» **EXCERPTED RECORDS**
==========

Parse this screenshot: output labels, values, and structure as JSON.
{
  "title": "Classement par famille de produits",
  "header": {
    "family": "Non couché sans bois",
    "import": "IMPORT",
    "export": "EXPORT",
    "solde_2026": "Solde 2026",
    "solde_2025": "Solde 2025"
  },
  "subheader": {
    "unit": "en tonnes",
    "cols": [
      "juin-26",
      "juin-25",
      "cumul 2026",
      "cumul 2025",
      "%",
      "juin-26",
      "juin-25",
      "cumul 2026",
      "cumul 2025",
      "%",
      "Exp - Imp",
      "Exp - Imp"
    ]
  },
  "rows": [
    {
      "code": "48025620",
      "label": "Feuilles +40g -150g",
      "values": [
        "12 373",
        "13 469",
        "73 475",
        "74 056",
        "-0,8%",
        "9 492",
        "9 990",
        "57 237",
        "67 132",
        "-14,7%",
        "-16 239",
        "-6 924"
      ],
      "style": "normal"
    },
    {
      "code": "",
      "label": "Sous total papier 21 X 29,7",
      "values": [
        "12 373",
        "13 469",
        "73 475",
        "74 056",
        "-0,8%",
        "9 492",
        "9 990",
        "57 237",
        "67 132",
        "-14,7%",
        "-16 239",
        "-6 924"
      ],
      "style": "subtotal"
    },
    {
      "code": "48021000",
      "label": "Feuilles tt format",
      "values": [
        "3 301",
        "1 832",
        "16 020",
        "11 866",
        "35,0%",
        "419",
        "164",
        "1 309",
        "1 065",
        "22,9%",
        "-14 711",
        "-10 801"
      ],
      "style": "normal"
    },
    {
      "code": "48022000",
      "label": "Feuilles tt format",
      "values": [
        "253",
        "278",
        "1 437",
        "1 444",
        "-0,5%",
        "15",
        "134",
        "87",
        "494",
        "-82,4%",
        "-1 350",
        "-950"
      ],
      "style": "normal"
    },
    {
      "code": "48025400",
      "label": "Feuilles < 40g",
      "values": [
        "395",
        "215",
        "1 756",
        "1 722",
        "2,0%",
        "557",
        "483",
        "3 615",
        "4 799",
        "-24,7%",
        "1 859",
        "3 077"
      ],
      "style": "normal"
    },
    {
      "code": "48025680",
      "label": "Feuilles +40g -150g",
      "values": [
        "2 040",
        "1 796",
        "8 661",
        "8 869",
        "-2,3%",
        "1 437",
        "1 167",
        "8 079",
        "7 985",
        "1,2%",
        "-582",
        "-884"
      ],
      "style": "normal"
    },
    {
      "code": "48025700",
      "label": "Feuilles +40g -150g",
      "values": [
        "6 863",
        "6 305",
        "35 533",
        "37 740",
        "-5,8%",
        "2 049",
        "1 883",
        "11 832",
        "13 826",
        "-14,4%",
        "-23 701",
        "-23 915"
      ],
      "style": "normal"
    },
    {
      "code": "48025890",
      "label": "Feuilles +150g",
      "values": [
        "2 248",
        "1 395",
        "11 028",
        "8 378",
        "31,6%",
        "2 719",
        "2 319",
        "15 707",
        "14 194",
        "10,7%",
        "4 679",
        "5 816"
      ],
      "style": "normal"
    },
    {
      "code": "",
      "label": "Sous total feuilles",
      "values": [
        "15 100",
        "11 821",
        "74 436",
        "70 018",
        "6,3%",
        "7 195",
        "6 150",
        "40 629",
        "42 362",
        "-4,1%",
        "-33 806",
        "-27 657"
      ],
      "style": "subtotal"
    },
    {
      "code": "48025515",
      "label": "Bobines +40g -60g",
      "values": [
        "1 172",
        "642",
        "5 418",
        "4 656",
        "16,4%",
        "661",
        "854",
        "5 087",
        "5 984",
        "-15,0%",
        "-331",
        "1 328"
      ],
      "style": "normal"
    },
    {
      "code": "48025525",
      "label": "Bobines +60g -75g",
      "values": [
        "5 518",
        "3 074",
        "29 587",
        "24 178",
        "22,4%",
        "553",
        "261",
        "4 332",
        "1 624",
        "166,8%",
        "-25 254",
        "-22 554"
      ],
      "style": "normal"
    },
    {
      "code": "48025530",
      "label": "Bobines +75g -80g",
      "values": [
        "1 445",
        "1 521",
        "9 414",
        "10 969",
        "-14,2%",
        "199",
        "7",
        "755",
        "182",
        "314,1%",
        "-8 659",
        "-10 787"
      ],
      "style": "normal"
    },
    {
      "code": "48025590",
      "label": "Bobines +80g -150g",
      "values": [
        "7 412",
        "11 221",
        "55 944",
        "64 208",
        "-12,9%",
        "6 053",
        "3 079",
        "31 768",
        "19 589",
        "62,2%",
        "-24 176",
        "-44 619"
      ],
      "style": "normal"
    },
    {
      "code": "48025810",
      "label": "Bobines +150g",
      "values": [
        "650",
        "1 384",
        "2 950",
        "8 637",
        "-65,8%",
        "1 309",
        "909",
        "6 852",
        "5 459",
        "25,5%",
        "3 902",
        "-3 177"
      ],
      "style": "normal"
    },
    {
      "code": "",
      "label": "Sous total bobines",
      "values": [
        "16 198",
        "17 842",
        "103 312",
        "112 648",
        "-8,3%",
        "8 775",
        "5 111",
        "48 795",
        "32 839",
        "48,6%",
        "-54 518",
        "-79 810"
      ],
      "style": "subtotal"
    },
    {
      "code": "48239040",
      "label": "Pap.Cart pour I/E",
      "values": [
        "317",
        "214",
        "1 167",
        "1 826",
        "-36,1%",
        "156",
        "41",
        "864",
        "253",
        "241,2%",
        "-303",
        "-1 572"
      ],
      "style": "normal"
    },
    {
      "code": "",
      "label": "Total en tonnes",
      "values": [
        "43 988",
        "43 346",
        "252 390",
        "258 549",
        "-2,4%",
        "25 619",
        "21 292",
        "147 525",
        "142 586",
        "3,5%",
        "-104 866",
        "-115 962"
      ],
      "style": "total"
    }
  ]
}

==========

» **THE PROBLEM**
Look through the material above and pick out each line holding the word "Sous".

» **PROBLEM SOLUTION**
      "label": "Sous total papier 21 X 29,7",
      "label": "Sous total feuilles",
      "label": "Sous total bobines",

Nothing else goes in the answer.